Problem statement: Go through the records and copy each line where the word "Alfio" occurs.

Records supplied:
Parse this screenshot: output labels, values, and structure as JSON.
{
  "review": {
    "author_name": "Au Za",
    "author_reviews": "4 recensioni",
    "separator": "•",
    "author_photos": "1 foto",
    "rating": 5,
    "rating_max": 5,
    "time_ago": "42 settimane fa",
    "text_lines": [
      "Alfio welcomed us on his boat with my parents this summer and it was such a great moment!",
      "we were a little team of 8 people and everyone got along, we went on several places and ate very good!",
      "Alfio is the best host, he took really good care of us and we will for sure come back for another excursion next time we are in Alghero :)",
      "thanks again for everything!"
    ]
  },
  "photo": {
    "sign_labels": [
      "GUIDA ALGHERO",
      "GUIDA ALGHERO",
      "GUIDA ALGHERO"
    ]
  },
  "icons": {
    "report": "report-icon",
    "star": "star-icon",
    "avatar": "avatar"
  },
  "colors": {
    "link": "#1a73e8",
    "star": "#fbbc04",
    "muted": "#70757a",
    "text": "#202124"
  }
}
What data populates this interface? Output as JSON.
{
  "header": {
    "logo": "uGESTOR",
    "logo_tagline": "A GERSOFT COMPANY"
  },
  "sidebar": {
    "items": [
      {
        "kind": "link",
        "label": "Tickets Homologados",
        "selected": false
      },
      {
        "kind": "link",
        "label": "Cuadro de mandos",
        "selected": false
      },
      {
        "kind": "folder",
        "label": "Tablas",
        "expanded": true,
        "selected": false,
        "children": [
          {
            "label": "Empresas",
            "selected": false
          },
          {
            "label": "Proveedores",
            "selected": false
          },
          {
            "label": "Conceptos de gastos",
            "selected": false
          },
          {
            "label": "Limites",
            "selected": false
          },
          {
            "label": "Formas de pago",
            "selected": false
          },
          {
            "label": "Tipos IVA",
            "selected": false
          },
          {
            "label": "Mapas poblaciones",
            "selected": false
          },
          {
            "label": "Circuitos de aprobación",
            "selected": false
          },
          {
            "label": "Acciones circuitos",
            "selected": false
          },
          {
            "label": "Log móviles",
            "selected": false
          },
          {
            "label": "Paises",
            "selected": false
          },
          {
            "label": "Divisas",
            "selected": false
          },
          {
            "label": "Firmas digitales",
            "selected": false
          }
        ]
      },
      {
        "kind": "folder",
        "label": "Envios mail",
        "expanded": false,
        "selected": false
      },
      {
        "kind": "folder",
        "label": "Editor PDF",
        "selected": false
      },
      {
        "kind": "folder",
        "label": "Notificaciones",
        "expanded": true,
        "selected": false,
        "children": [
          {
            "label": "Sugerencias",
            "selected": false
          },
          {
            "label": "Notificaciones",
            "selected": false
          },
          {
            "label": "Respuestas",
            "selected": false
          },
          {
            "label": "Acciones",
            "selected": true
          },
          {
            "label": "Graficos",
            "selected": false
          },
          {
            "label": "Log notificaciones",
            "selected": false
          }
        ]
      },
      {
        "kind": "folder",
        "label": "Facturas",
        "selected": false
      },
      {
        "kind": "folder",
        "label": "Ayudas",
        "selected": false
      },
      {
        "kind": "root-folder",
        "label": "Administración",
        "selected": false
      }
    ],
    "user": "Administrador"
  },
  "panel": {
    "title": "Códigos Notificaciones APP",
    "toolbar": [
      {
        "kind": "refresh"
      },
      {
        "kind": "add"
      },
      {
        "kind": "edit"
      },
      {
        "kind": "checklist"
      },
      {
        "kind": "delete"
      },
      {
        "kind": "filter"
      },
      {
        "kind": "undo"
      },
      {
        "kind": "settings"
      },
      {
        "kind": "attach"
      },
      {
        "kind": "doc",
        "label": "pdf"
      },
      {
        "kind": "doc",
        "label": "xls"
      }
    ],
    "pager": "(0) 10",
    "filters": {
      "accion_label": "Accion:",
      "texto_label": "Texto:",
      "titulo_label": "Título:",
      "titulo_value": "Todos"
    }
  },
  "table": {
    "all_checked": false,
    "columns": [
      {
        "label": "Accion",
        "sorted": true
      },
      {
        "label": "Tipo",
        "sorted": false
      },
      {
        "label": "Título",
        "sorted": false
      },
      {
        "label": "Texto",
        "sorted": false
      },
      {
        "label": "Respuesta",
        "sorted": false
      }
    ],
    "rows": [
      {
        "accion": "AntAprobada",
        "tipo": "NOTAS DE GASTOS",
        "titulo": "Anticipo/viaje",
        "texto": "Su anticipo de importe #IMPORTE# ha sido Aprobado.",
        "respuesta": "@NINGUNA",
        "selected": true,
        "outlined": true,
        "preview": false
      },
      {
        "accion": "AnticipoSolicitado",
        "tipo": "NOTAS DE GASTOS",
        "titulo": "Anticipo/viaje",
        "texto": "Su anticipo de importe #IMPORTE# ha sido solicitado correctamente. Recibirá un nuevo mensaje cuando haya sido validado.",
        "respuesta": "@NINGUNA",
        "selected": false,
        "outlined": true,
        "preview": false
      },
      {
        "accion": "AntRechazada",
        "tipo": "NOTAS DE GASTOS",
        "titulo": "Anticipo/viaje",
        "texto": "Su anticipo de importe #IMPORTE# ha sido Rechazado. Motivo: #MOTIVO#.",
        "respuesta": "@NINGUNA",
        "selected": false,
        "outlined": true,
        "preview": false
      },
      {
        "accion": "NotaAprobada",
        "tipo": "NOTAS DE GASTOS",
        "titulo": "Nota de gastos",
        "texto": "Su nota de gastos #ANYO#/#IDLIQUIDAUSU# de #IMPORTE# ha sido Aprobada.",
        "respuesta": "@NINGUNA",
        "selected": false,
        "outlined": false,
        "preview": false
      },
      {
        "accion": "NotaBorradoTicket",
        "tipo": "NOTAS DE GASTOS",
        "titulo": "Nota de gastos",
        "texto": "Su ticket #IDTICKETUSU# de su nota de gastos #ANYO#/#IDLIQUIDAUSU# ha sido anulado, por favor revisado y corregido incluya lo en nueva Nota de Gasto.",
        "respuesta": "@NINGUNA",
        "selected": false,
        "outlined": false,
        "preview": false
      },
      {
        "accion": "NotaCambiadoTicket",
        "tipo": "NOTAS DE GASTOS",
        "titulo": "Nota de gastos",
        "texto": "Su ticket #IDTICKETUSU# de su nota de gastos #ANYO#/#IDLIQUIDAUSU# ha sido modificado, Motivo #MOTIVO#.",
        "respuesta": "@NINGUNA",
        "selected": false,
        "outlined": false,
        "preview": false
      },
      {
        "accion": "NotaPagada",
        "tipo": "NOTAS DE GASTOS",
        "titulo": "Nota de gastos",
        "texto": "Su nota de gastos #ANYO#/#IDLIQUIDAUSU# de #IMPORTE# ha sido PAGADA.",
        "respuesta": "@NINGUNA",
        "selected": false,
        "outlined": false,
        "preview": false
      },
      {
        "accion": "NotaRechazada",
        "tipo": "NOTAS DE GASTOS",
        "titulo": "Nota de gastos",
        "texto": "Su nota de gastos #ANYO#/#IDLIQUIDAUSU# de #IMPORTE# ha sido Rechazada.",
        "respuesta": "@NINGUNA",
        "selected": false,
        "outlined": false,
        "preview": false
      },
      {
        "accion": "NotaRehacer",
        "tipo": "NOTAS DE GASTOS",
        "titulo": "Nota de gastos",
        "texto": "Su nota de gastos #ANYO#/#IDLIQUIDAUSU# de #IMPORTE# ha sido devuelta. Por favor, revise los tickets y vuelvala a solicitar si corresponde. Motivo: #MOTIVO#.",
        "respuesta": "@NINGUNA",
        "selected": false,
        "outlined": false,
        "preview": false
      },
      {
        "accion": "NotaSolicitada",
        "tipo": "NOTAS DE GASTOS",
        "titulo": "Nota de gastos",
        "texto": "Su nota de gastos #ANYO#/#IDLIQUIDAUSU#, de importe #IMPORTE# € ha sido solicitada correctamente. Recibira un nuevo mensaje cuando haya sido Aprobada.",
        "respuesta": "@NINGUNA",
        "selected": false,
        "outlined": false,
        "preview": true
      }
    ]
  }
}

Task answer:
      "Alfio welcomed us on his boat with my parents this summer and it was such a great moment!",
      "Alfio is the best host, he took really good care of us and we will for sure come back for another excursion next time we are in Alghero :)",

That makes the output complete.